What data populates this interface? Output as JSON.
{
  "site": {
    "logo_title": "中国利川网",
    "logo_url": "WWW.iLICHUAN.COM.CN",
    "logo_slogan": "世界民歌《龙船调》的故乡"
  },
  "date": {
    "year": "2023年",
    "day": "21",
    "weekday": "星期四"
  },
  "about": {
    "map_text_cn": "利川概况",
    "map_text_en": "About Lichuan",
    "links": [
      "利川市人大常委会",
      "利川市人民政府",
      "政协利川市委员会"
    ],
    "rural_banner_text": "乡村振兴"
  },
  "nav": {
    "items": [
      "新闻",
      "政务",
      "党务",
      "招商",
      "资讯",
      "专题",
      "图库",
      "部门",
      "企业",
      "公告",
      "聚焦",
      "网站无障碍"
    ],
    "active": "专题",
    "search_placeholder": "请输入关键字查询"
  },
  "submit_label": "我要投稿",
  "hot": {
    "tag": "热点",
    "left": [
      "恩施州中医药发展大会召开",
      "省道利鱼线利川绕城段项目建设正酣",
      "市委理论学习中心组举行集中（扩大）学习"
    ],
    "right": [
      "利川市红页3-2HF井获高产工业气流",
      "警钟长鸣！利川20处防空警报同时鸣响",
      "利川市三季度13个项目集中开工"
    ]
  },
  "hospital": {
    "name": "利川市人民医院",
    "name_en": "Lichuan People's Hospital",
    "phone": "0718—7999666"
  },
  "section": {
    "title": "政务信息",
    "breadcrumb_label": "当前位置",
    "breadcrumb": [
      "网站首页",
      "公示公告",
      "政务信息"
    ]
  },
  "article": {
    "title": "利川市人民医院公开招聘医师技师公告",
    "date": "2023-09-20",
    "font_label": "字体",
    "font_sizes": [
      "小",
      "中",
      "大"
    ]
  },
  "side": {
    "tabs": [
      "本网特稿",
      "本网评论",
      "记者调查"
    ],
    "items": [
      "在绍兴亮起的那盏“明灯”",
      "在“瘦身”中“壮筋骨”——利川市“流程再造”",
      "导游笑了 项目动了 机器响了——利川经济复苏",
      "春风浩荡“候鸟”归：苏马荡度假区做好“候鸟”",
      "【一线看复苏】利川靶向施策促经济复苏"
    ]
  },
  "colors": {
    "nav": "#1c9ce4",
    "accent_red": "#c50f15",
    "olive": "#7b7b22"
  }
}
========================
What is expected:
Extract every line above exactly as it stands.

Answer to this task:
What data populates this interface? Output as JSON.
{
  "site": {
    "logo_title": "中国利川网",
    "logo_url": "WWW.iLICHUAN.COM.CN",
    "logo_slogan": "世界民歌《龙船调》的故乡"
  },
  "date": {
    "year": "2023年",
    "day": "21",
    "weekday": "星期四"
  },
  "about": {
    "map_text_cn": "利川概况",
    "map_text_en": "About Lichuan",
    "links": [
      "利川市人大常委会",
      "利川市人民政府",
      "政协利川市委员会"
    ],
    "rural_banner_text": "乡村振兴"
  },
  "nav": {
    "items": [
      "新闻",
      "政务",
      "党务",
      "招商",
      "资讯",
      "专题",
      "图库",
      "部门",
      "企业",
      "公告",
      "聚焦",
      "网站无障碍"
    ],
    "active": "专题",
    "search_placeholder": "请输入关键字查询"
  },
  "submit_label": "我要投稿",
  "hot": {
    "tag": "热点",
    "left": [
      "恩施州中医药发展大会召开",
      "省道利鱼线利川绕城段项目建设正酣",
      "市委理论学习中心组举行集中（扩大）学习"
    ],
    "right": [
      "利川市红页3-2HF井获高产工业气流",
      "警钟长鸣！利川20处防空警报同时鸣响",
      "利川市三季度13个项目集中开工"
    ]
  },
  "hospital": {
    "name": "利川市人民医院",
    "name_en": "Lichuan People's Hospital",
    "phone": "0718—7999666"
  },
  "section": {
    "title": "政务信息",
    "breadcrumb_label": "当前位置",
    "breadcrumb": [
      "网站首页",
      "公示公告",
      "政务信息"
    ]
  },
  "article": {
    "title": "利川市人民医院公开招聘医师技师公告",
    "date": "2023-09-20",
    "font_label": "字体",
    "font_sizes": [
      "小",
      "中",
      "大"
    ]
  },
  "side": {
    "tabs": [
      "本网特稿",
      "本网评论",
      "记者调查"
    ],
    "items": [
      "在绍兴亮起的那盏“明灯”",
      "在“瘦身”中“壮筋骨”——利川市“流程再造”",
      "导游笑了 项目动了 机器响了——利川经济复苏",
      "春风浩荡“候鸟”归：苏马荡度假区做好“候鸟”",
      "【一线看复苏】利川靶向施策促经济复苏"
    ]
  },
  "colors": {
    "nav": "#1c9ce4",
    "accent_red": "#c50f15",
    "olive": "#7b7b22"
  }
}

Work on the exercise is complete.